Select and copy out every line in the records containing "Microwave".

▶

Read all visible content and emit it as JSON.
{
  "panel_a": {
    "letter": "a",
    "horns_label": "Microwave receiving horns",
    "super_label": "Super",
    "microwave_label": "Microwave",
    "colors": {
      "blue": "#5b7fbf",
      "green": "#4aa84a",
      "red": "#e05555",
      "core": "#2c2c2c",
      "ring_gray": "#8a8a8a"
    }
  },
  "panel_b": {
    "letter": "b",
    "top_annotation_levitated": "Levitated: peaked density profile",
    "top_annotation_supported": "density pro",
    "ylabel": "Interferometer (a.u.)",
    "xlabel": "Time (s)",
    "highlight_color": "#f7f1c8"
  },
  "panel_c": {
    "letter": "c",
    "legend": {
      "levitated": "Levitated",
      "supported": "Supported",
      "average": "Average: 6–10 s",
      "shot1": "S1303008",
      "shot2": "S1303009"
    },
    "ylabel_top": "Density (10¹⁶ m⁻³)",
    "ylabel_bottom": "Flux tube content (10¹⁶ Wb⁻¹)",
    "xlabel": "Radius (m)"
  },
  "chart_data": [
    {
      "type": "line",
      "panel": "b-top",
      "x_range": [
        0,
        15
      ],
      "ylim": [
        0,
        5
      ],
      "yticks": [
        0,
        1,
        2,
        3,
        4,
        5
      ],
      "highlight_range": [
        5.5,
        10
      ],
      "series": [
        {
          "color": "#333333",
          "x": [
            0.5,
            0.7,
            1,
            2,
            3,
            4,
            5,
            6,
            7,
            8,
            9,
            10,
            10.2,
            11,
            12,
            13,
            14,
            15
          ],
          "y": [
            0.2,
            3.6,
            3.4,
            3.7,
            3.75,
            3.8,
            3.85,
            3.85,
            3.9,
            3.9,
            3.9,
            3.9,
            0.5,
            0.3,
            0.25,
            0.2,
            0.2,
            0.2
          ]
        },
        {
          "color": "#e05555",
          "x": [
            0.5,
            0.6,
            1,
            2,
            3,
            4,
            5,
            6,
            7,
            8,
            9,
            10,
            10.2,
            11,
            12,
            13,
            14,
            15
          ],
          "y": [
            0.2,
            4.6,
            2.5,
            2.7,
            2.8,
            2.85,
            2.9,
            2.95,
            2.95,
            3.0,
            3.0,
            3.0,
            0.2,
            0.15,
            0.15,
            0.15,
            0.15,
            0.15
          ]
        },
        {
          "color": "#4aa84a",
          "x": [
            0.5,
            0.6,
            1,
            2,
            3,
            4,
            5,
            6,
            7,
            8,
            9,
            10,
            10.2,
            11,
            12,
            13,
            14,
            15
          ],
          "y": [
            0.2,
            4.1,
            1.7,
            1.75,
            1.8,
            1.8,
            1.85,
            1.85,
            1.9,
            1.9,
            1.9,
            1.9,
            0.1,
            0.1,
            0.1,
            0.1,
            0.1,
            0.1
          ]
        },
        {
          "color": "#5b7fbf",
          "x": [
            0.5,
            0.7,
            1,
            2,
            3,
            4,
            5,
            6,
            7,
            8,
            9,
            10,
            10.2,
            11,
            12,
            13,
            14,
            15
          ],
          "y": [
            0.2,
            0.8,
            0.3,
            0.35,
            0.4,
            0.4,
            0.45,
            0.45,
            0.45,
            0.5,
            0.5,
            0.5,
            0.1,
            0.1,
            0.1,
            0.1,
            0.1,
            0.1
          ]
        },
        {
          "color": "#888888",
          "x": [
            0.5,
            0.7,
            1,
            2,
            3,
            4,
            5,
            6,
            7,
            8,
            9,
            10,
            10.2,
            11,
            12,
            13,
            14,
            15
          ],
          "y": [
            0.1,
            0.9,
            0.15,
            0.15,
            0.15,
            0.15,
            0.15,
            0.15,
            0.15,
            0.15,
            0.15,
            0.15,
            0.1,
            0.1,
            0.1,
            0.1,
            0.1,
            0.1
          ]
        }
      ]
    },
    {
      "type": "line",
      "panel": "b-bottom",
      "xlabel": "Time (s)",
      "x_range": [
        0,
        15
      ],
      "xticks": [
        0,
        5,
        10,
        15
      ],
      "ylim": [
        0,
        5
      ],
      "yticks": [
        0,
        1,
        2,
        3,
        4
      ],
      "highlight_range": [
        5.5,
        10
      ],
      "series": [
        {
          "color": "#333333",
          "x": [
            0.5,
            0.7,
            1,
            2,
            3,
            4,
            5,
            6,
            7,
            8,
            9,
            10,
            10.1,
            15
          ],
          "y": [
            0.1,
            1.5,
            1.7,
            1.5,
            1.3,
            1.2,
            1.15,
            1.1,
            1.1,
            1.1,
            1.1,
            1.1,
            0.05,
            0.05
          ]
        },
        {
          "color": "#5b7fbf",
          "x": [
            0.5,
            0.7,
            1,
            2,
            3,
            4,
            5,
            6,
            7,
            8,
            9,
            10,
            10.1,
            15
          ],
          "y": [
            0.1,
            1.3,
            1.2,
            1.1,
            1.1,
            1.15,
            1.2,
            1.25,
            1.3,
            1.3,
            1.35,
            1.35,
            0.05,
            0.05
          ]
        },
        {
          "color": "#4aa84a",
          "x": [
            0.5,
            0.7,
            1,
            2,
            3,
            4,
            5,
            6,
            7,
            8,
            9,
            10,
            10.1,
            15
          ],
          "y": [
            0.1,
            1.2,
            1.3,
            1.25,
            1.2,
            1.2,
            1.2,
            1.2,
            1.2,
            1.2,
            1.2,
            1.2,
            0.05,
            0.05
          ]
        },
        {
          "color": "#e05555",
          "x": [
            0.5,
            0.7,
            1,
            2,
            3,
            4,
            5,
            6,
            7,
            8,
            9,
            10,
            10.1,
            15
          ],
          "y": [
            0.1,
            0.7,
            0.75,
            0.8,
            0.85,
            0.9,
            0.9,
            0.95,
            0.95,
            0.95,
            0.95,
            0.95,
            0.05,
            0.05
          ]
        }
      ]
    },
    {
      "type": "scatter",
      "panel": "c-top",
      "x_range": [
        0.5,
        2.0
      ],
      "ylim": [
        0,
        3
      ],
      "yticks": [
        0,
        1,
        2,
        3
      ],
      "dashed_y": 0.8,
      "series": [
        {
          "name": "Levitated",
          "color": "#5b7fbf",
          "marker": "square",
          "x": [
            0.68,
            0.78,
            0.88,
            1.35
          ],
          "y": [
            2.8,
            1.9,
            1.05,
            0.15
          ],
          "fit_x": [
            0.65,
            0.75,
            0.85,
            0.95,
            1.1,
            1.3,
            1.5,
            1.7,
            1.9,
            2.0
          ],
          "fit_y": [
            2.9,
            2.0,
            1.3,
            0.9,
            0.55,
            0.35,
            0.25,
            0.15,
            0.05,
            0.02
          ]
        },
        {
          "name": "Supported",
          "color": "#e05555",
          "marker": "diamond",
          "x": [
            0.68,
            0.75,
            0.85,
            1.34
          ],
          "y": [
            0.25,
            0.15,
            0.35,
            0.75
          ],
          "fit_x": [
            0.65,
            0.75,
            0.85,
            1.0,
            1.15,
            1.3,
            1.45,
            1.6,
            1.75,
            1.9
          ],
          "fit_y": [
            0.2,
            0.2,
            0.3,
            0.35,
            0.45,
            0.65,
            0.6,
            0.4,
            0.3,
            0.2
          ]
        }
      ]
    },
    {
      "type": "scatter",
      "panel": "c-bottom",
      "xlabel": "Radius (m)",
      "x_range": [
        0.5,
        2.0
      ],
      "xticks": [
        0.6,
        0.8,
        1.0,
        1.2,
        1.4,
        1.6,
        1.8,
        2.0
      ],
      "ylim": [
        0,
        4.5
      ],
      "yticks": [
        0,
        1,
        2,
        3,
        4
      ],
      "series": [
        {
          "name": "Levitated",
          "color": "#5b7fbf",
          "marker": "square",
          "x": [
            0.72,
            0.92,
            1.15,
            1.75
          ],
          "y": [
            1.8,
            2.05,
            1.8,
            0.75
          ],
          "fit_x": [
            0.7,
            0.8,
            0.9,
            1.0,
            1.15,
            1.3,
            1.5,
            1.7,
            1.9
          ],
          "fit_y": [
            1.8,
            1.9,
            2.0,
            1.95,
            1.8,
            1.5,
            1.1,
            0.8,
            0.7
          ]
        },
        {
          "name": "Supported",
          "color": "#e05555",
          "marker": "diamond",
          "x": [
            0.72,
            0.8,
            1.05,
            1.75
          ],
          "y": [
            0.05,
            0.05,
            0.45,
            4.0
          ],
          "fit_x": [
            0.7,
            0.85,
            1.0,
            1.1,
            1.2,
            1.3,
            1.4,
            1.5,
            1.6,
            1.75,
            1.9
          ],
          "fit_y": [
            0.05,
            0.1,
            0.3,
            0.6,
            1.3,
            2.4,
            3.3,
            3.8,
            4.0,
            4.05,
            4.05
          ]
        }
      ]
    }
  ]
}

◀

The response:
    "horns_label": "Microwave receiving horns",
    "microwave_label": "Microwave",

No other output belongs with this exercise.